The problem =>
What lines of the data include the string "text"? Copy them all.

Input data =>
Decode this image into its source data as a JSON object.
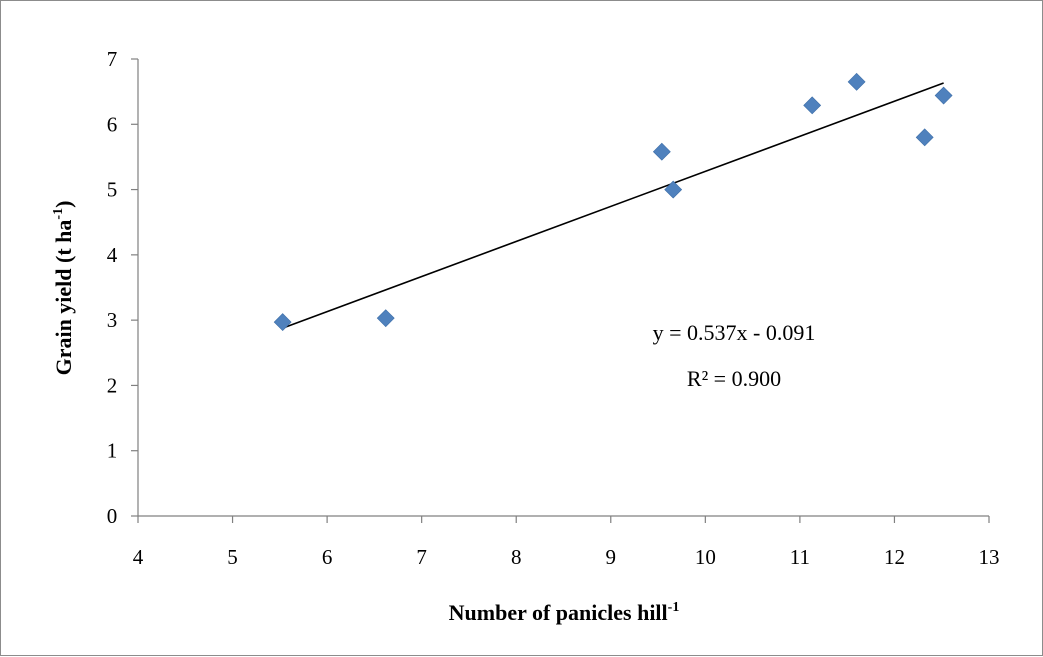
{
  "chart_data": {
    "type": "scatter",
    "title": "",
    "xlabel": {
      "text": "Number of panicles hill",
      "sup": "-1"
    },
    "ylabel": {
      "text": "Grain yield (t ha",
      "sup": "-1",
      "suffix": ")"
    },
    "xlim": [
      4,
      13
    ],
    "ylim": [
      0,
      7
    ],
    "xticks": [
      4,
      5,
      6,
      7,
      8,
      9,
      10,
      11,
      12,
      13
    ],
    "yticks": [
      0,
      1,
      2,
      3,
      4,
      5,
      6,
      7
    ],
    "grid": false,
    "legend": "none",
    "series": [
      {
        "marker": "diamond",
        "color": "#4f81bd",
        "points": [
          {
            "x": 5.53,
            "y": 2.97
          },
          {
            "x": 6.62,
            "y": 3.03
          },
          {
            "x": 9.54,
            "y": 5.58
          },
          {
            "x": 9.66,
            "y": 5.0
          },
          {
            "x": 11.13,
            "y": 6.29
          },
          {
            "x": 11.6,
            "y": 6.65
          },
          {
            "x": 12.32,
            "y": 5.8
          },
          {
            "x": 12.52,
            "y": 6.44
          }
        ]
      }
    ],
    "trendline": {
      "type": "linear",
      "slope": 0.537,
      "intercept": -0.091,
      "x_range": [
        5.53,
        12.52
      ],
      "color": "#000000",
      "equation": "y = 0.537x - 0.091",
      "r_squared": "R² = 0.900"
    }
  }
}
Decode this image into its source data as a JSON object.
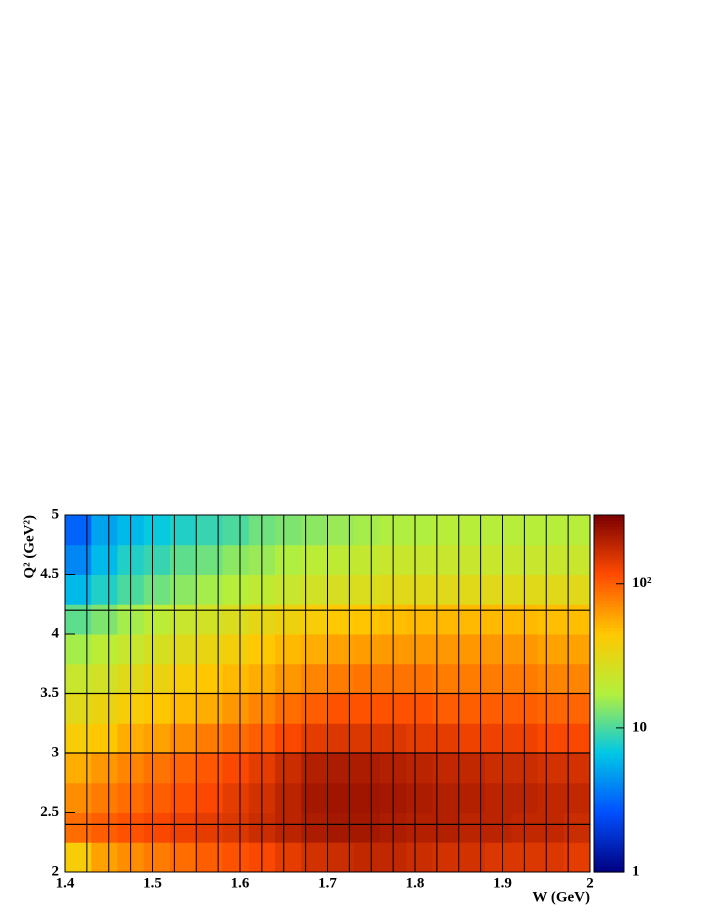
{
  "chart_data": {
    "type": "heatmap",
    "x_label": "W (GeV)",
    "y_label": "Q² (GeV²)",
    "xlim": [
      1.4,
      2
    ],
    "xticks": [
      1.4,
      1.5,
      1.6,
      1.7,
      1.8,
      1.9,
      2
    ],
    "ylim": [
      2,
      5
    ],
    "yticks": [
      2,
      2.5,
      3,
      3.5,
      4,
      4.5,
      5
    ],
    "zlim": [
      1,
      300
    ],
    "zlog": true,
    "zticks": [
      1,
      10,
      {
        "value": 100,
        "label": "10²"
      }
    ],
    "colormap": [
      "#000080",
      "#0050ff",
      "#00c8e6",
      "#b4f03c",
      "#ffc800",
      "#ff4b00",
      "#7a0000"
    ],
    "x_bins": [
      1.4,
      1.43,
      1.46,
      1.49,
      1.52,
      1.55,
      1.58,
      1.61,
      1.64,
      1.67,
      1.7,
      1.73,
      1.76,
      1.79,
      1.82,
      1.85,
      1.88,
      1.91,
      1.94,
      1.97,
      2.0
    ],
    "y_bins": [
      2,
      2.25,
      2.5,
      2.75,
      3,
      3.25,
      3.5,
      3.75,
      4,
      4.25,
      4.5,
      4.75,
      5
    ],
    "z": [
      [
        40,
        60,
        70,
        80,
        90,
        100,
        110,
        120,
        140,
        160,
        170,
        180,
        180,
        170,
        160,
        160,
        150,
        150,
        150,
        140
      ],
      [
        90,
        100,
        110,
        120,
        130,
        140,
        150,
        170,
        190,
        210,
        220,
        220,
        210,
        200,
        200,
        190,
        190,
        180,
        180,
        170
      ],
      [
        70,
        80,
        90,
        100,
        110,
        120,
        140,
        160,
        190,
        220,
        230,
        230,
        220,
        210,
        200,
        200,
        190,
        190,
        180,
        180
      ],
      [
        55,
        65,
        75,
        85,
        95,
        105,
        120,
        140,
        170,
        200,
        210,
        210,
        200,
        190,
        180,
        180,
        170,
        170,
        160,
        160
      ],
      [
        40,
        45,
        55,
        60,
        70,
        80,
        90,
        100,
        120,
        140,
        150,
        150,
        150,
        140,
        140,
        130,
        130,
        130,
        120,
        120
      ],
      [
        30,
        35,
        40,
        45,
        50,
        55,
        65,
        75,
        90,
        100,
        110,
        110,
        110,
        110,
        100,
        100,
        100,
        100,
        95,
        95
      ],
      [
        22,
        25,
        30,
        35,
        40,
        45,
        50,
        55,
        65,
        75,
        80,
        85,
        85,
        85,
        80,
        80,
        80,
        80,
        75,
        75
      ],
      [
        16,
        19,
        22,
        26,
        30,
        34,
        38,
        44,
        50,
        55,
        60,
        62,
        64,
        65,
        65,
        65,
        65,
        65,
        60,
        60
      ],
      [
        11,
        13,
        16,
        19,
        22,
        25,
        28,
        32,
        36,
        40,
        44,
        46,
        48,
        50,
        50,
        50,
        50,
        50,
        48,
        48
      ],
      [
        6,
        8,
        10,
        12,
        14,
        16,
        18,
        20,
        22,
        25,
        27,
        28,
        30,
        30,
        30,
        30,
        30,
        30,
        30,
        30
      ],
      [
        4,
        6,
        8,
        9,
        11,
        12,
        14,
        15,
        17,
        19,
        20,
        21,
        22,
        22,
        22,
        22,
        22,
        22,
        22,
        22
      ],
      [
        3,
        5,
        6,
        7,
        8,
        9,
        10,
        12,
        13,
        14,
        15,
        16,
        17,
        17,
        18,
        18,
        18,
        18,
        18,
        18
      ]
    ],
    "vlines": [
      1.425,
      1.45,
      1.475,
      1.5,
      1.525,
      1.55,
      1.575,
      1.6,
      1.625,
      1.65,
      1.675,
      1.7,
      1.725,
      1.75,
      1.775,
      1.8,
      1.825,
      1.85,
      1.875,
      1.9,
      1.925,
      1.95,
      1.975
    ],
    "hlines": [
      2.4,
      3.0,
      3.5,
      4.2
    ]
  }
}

Result for this task =>
      "text": "Number of panicles hill",
      "text": "Grain yield (t ha",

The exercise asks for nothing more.